* begin *

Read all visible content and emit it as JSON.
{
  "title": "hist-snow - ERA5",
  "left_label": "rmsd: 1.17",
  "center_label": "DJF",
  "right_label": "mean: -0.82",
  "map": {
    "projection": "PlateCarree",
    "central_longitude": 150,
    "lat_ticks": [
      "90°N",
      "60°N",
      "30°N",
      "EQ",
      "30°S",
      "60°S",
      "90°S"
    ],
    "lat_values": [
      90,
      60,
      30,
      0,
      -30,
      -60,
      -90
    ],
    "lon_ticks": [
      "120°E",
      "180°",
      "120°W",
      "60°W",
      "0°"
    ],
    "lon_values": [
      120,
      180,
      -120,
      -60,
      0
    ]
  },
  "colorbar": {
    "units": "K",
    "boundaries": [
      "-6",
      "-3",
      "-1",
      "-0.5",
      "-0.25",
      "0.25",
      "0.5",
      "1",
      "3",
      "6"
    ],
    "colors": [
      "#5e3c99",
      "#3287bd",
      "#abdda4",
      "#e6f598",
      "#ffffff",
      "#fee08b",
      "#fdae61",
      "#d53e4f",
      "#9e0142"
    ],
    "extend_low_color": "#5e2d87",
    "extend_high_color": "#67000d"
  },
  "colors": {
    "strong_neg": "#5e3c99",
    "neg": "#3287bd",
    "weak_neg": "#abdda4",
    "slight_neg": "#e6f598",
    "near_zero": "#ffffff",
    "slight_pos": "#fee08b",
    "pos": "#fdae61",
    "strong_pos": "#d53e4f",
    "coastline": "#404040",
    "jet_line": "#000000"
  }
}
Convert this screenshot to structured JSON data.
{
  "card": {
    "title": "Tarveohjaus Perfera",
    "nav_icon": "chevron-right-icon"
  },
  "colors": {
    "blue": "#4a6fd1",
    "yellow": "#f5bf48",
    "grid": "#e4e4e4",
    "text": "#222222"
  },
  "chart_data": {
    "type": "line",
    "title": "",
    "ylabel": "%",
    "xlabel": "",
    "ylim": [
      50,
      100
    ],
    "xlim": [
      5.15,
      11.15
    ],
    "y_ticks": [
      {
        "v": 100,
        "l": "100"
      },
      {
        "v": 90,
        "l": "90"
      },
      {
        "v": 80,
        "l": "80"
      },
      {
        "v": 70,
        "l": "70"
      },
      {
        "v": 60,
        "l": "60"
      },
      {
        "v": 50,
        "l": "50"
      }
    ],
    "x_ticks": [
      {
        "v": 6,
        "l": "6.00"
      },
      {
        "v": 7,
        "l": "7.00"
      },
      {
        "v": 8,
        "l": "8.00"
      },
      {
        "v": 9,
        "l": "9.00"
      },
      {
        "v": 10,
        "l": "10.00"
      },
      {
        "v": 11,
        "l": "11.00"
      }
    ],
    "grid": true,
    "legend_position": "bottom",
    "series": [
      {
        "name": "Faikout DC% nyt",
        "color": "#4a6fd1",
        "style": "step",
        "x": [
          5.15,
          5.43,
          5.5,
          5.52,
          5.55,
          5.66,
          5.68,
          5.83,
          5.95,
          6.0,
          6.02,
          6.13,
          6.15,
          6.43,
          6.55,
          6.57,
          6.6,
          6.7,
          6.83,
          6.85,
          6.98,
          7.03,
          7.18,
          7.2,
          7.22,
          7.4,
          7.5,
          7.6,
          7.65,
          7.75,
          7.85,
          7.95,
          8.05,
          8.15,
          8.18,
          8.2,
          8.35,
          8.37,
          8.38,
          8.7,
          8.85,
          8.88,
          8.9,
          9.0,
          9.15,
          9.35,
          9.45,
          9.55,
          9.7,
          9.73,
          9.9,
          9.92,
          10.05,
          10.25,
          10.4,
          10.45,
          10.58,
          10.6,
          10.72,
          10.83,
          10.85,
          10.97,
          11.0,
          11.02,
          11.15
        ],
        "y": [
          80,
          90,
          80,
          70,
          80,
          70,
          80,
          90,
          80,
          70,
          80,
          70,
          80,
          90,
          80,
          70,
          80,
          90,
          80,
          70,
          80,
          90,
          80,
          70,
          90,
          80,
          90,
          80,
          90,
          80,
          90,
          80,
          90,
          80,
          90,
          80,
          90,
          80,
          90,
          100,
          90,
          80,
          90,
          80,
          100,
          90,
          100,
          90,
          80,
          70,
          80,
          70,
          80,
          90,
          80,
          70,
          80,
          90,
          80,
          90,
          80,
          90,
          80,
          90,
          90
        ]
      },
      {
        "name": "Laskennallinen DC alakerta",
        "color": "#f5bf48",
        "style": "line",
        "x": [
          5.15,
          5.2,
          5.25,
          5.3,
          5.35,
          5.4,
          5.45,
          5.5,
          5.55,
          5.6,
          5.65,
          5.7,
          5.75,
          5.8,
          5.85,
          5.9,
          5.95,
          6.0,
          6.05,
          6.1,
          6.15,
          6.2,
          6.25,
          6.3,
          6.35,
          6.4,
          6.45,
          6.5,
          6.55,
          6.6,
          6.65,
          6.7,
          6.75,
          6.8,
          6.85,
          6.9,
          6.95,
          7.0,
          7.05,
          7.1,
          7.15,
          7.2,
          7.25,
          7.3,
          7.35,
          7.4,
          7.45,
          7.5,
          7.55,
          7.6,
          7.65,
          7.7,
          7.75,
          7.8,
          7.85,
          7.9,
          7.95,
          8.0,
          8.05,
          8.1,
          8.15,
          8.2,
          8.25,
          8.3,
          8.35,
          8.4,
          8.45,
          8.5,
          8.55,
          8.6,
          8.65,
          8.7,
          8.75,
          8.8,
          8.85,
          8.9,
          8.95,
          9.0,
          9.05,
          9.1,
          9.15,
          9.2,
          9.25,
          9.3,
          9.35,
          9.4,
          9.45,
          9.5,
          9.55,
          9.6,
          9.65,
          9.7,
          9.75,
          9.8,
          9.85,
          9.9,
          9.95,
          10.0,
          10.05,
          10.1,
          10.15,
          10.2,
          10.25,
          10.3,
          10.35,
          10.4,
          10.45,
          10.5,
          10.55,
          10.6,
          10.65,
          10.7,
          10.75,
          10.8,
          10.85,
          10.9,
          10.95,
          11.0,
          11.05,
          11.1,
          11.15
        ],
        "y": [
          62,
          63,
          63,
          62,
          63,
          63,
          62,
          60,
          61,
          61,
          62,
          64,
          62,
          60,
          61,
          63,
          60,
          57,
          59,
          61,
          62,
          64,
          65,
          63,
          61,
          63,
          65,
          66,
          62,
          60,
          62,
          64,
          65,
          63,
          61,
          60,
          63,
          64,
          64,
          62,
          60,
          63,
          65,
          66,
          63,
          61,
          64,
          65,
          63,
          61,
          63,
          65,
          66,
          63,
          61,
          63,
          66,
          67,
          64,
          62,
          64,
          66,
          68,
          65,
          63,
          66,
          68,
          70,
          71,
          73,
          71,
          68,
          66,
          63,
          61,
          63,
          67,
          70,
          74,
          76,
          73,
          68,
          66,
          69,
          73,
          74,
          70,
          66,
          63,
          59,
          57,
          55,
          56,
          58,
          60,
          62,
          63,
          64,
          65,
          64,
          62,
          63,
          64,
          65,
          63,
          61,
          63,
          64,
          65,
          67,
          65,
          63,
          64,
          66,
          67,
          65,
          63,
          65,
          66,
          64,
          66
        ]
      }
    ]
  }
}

* end *

→ **TASK PROMPT**
Extract each entry in full and write it down exactly.

→ **OUTPUT FOR THIS TASK**
Read all visible content and emit it as JSON.
{
  "title": "hist-snow - ERA5",
  "left_label": "rmsd: 1.17",
  "center_label": "DJF",
  "right_label": "mean: -0.82",
  "map": {
    "projection": "PlateCarree",
    "central_longitude": 150,
    "lat_ticks": [
      "90°N",
      "60°N",
      "30°N",
      "EQ",
      "30°S",
      "60°S",
      "90°S"
    ],
    "lat_values": [
      90,
      60,
      30,
      0,
      -30,
      -60,
      -90
    ],
    "lon_ticks": [
      "120°E",
      "180°",
      "120°W",
      "60°W",
      "0°"
    ],
    "lon_values": [
      120,
      180,
      -120,
      -60,
      0
    ]
  },
  "colorbar": {
    "units": "K",
    "boundaries": [
      "-6",
      "-3",
      "-1",
      "-0.5",
      "-0.25",
      "0.25",
      "0.5",
      "1",
      "3",
      "6"
    ],
    "colors": [
      "#5e3c99",
      "#3287bd",
      "#abdda4",
      "#e6f598",
      "#ffffff",
      "#fee08b",
      "#fdae61",
      "#d53e4f",
      "#9e0142"
    ],
    "extend_low_color": "#5e2d87",
    "extend_high_color": "#67000d"
  },
  "colors": {
    "strong_neg": "#5e3c99",
    "neg": "#3287bd",
    "weak_neg": "#abdda4",
    "slight_neg": "#e6f598",
    "near_zero": "#ffffff",
    "slight_pos": "#fee08b",
    "pos": "#fdae61",
    "strong_pos": "#d53e4f",
    "coastline": "#404040",
    "jet_line": "#000000"
  }
}
Convert this screenshot to structured JSON data.
{
  "card": {
    "title": "Tarveohjaus Perfera",
    "nav_icon": "chevron-right-icon"
  },
  "colors": {
    "blue": "#4a6fd1",
    "yellow": "#f5bf48",
    "grid": "#e4e4e4",
    "text": "#222222"
  },
  "chart_data": {
    "type": "line",
    "title": "",
    "ylabel": "%",
    "xlabel": "",
    "ylim": [
      50,
      100
    ],
    "xlim": [
      5.15,
      11.15
    ],
    "y_ticks": [
      {
        "v": 100,
        "l": "100"
      },
      {
        "v": 90,
        "l": "90"
      },
      {
        "v": 80,
        "l": "80"
      },
      {
        "v": 70,
        "l": "70"
      },
      {
        "v": 60,
        "l": "60"
      },
      {
        "v": 50,
        "l": "50"
      }
    ],
    "x_ticks": [
      {
        "v": 6,
        "l": "6.00"
      },
      {
        "v": 7,
        "l": "7.00"
      },
      {
        "v": 8,
        "l": "8.00"
      },
      {
        "v": 9,
        "l": "9.00"
      },
      {
        "v": 10,
        "l": "10.00"
      },
      {
        "v": 11,
        "l": "11.00"
      }
    ],
    "grid": true,
    "legend_position": "bottom",
    "series": [
      {
        "name": "Faikout DC% nyt",
        "color": "#4a6fd1",
        "style": "step",
        "x": [
          5.15,
          5.43,
          5.5,
          5.52,
          5.55,
          5.66,
          5.68,
          5.83,
          5.95,
          6.0,
          6.02,
          6.13,
          6.15,
          6.43,
          6.55,
          6.57,
          6.6,
          6.7,
          6.83,
          6.85,
          6.98,
          7.03,
          7.18,
          7.2,
          7.22,
          7.4,
          7.5,
          7.6,
          7.65,
          7.75,
          7.85,
          7.95,
          8.05,
          8.15,
          8.18,
          8.2,
          8.35,
          8.37,
          8.38,
          8.7,
          8.85,
          8.88,
          8.9,
          9.0,
          9.15,
          9.35,
          9.45,
          9.55,
          9.7,
          9.73,
          9.9,
          9.92,
          10.05,
          10.25,
          10.4,
          10.45,
          10.58,
          10.6,
          10.72,
          10.83,
          10.85,
          10.97,
          11.0,
          11.02,
          11.15
        ],
        "y": [
          80,
          90,
          80,
          70,
          80,
          70,
          80,
          90,
          80,
          70,
          80,
          70,
          80,
          90,
          80,
          70,
          80,
          90,
          80,
          70,
          80,
          90,
          80,
          70,
          90,
          80,
          90,
          80,
          90,
          80,
          90,
          80,
          90,
          80,
          90,
          80,
          90,
          80,
          90,
          100,
          90,
          80,
          90,
          80,
          100,
          90,
          100,
          90,
          80,
          70,
          80,
          70,
          80,
          90,
          80,
          70,
          80,
          90,
          80,
          90,
          80,
          90,
          80,
          90,
          90
        ]
      },
      {
        "name": "Laskennallinen DC alakerta",
        "color": "#f5bf48",
        "style": "line",
        "x": [
          5.15,
          5.2,
          5.25,
          5.3,
          5.35,
          5.4,
          5.45,
          5.5,
          5.55,
          5.6,
          5.65,
          5.7,
          5.75,
          5.8,
          5.85,
          5.9,
          5.95,
          6.0,
          6.05,
          6.1,
          6.15,
          6.2,
          6.25,
          6.3,
          6.35,
          6.4,
          6.45,
          6.5,
          6.55,
          6.6,
          6.65,
          6.7,
          6.75,
          6.8,
          6.85,
          6.9,
          6.95,
          7.0,
          7.05,
          7.1,
          7.15,
          7.2,
          7.25,
          7.3,
          7.35,
          7.4,
          7.45,
          7.5,
          7.55,
          7.6,
          7.65,
          7.7,
          7.75,
          7.8,
          7.85,
          7.9,
          7.95,
          8.0,
          8.05,
          8.1,
          8.15,
          8.2,
          8.25,
          8.3,
          8.35,
          8.4,
          8.45,
          8.5,
          8.55,
          8.6,
          8.65,
          8.7,
          8.75,
          8.8,
          8.85,
          8.9,
          8.95,
          9.0,
          9.05,
          9.1,
          9.15,
          9.2,
          9.25,
          9.3,
          9.35,
          9.4,
          9.45,
          9.5,
          9.55,
          9.6,
          9.65,
          9.7,
          9.75,
          9.8,
          9.85,
          9.9,
          9.95,
          10.0,
          10.05,
          10.1,
          10.15,
          10.2,
          10.25,
          10.3,
          10.35,
          10.4,
          10.45,
          10.5,
          10.55,
          10.6,
          10.65,
          10.7,
          10.75,
          10.8,
          10.85,
          10.9,
          10.95,
          11.0,
          11.05,
          11.1,
          11.15
        ],
        "y": [
          62,
          63,
          63,
          62,
          63,
          63,
          62,
          60,
          61,
          61,
          62,
          64,
          62,
          60,
          61,
          63,
          60,
          57,
          59,
          61,
          62,
          64,
          65,
          63,
          61,
          63,
          65,
          66,
          62,
          60,
          62,
          64,
          65,
          63,
          61,
          60,
          63,
          64,
          64,
          62,
          60,
          63,
          65,
          66,
          63,
          61,
          64,
          65,
          63,
          61,
          63,
          65,
          66,
          63,
          61,
          63,
          66,
          67,
          64,
          62,
          64,
          66,
          68,
          65,
          63,
          66,
          68,
          70,
          71,
          73,
          71,
          68,
          66,
          63,
          61,
          63,
          67,
          70,
          74,
          76,
          73,
          68,
          66,
          69,
          73,
          74,
          70,
          66,
          63,
          59,
          57,
          55,
          56,
          58,
          60,
          62,
          63,
          64,
          65,
          64,
          62,
          63,
          64,
          65,
          63,
          61,
          63,
          64,
          65,
          67,
          65,
          63,
          64,
          66,
          67,
          65,
          63,
          65,
          66,
          64,
          66
        ]
      }
    ]
  }
}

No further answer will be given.